Required work:
Render every row below as a numbered list, skipping any blank lines and leaving out the pictures.

Records for processing:
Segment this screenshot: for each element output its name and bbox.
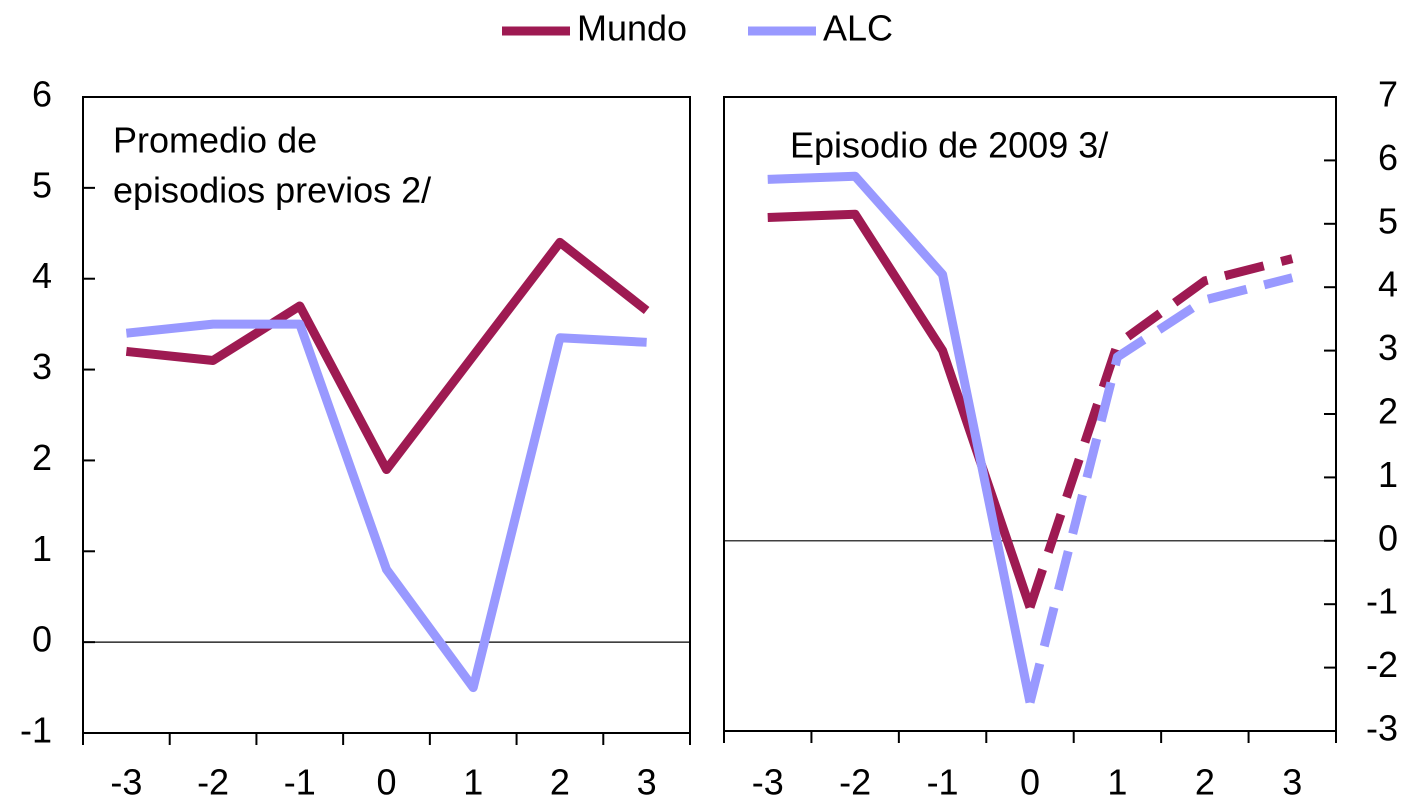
y-tick-label: 5: [1378, 200, 1398, 241]
panel-title: Promedio de: [113, 120, 317, 161]
plot-frame: [723, 96, 1337, 732]
y-tick-label: 3: [32, 346, 52, 387]
series-line: [767, 171, 1035, 704]
y-tick-label: 1: [32, 528, 52, 569]
y-tick-label: 6: [1378, 137, 1398, 178]
y-tick-label: 4: [1378, 264, 1398, 305]
x-tick-label: -1: [284, 762, 316, 803]
y-tick-label: 6: [32, 74, 52, 115]
y-tick-label: 0: [32, 619, 52, 660]
x-tick-label: 3: [1282, 762, 1302, 803]
y-tick-label: -3: [1366, 708, 1398, 749]
series-line: [125, 319, 647, 693]
x-tick-label: -1: [927, 762, 959, 803]
x-tick-label: 0: [1020, 762, 1040, 803]
y-tick-label: 3: [1378, 327, 1398, 368]
plot-frame: [82, 96, 691, 734]
x-tick-label: -2: [197, 762, 229, 803]
x-tick-label: 3: [637, 762, 657, 803]
panel-title: Episodio de 2009 3/: [790, 125, 1108, 166]
x-tick-label: 2: [550, 762, 570, 803]
y-tick-label: 7: [1378, 74, 1398, 115]
x-tick-label: 1: [463, 762, 483, 803]
y-tick-label: 5: [32, 164, 52, 205]
y-tick-label: 4: [32, 255, 52, 296]
series-line: [125, 237, 650, 475]
series-line: [1025, 254, 1294, 609]
x-tick-label: 1: [1107, 762, 1127, 803]
y-tick-label: -1: [20, 710, 52, 751]
y-tick-label: -1: [1366, 581, 1398, 622]
y-tick-label: -2: [1366, 644, 1398, 685]
legend-label: ALC: [823, 8, 893, 49]
series-line: [767, 209, 1035, 609]
x-tick-label: -3: [110, 762, 142, 803]
y-tick-label: 0: [1378, 517, 1398, 558]
x-tick-label: -3: [752, 762, 784, 803]
legend-label: Mundo: [577, 8, 687, 49]
x-tick-label: 0: [376, 762, 396, 803]
y-tick-label: 2: [1378, 391, 1398, 432]
panel-title: episodios previos 2/: [113, 170, 431, 211]
x-tick-label: 2: [1195, 762, 1215, 803]
y-tick-label: 1: [1378, 454, 1398, 495]
series-line: [1025, 273, 1294, 704]
y-tick-label: 2: [32, 437, 52, 478]
x-tick-label: -2: [839, 762, 871, 803]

Solution to this exercise:
1. Segment this screenshot: for each element output its name and bbox.
2. y-tick-label: 5: [1378, 200, 1398, 241]
3. panel-title: Promedio de: [113, 120, 317, 161]
4. plot-frame: [723, 96, 1337, 732]
5. y-tick-label: 3: [32, 346, 52, 387]
6. series-line: [767, 171, 1035, 704]
7. y-tick-label: 1: [32, 528, 52, 569]
8. y-tick-label: 6: [1378, 137, 1398, 178]
9. y-tick-label: 4: [1378, 264, 1398, 305]
10. x-tick-label: -1: [284, 762, 316, 803]
11. y-tick-label: 6: [32, 74, 52, 115]
12. y-tick-label: 0: [32, 619, 52, 660]
13. x-tick-label: 3: [1282, 762, 1302, 803]
14. y-tick-label: -3: [1366, 708, 1398, 749]
15. series-line: [125, 319, 647, 693]
16. x-tick-label: -1: [927, 762, 959, 803]
17. x-tick-label: 0: [1020, 762, 1040, 803]
18. y-tick-label: 3: [1378, 327, 1398, 368]
19. plot-frame: [82, 96, 691, 734]
20. x-tick-label: -2: [197, 762, 229, 803]
21. x-tick-label: 3: [637, 762, 657, 803]
22. panel-title: Episodio de 2009 3/: [790, 125, 1108, 166]
23. x-tick-label: 2: [550, 762, 570, 803]
24. y-tick-label: 7: [1378, 74, 1398, 115]
25. x-tick-label: 1: [463, 762, 483, 803]
26. y-tick-label: 5: [32, 164, 52, 205]
27. y-tick-label: 4: [32, 255, 52, 296]
28. series-line: [125, 237, 650, 475]
29. series-line: [1025, 254, 1294, 609]
30. x-tick-label: 1: [1107, 762, 1127, 803]
31. y-tick-label: -1: [20, 710, 52, 751]
32. y-tick-label: -1: [1366, 581, 1398, 622]
33. y-tick-label: -2: [1366, 644, 1398, 685]
34. legend-label: ALC: [823, 8, 893, 49]
35. series-line: [767, 209, 1035, 609]
36. x-tick-label: -3: [110, 762, 142, 803]
37. y-tick-label: 0: [1378, 517, 1398, 558]
38. x-tick-label: -3: [752, 762, 784, 803]
39. legend-label: Mundo: [577, 8, 687, 49]
40. x-tick-label: 0: [376, 762, 396, 803]
41. y-tick-label: 2: [1378, 391, 1398, 432]
42. panel-title: episodios previos 2/: [113, 170, 431, 211]
43. x-tick-label: 2: [1195, 762, 1215, 803]
44. y-tick-label: 1: [1378, 454, 1398, 495]
45. series-line: [1025, 273, 1294, 704]
46. y-tick-label: 2: [32, 437, 52, 478]
47. x-tick-label: -2: [839, 762, 871, 803]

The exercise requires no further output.